» Records provided
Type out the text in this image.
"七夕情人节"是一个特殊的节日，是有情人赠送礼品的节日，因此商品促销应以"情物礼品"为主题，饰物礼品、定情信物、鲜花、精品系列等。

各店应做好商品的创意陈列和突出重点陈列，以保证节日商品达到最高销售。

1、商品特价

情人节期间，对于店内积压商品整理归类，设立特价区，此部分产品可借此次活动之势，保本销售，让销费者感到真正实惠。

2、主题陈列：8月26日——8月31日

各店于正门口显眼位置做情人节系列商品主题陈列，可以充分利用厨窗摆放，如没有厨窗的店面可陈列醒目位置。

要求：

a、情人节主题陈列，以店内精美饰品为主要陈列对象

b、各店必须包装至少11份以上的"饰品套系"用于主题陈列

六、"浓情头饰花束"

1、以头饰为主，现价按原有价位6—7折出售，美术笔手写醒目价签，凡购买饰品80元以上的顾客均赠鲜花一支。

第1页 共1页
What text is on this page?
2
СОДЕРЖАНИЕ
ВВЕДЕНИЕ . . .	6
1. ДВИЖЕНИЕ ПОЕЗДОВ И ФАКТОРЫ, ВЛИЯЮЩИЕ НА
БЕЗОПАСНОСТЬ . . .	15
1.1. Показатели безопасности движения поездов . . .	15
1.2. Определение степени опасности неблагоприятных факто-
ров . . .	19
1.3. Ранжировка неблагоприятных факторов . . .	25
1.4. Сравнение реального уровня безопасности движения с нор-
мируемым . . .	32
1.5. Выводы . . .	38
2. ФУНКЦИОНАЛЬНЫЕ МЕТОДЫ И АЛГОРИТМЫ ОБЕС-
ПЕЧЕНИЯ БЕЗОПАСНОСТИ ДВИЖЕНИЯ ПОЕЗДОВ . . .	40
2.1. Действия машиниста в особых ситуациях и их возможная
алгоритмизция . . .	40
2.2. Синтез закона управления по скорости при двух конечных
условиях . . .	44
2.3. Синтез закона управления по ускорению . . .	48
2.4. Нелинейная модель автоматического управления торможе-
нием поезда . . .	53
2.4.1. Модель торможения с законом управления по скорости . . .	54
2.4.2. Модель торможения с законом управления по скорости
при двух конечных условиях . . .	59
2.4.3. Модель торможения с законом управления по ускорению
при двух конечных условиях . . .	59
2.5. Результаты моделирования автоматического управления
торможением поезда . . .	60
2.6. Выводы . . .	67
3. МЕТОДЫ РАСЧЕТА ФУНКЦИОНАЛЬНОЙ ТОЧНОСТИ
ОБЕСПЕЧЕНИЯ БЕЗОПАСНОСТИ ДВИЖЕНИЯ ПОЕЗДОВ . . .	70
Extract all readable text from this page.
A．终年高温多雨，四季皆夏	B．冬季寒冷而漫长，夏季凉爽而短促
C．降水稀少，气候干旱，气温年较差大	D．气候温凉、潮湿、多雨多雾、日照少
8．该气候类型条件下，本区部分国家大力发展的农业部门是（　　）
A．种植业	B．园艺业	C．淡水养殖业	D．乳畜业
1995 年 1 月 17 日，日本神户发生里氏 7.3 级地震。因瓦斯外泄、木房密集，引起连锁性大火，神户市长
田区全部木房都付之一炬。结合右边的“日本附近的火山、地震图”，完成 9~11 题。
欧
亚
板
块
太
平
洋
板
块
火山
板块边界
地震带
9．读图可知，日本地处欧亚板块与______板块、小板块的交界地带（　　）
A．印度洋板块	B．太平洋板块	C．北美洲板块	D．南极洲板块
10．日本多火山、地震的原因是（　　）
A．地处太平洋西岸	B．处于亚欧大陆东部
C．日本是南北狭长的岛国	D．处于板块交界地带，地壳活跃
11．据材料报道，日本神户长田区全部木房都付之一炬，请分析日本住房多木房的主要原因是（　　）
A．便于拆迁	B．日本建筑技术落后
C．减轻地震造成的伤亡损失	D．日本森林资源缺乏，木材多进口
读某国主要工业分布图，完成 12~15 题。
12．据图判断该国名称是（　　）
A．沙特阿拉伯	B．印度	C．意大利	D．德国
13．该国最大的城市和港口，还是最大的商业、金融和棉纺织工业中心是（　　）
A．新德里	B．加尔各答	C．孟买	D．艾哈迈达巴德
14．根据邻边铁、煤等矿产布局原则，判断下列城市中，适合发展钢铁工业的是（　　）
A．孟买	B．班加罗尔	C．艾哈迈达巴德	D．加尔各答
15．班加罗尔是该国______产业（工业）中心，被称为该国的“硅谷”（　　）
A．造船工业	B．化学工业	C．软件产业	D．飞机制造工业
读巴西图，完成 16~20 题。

» Exercise requirements
Pull out each line holding the string "艾哈迈达巴德".

» Response
A．新德里	B．加尔各答	C．孟买	D．艾哈迈达巴德
A．孟买	B．班加罗尔	C．艾哈迈达巴德	D．加尔各答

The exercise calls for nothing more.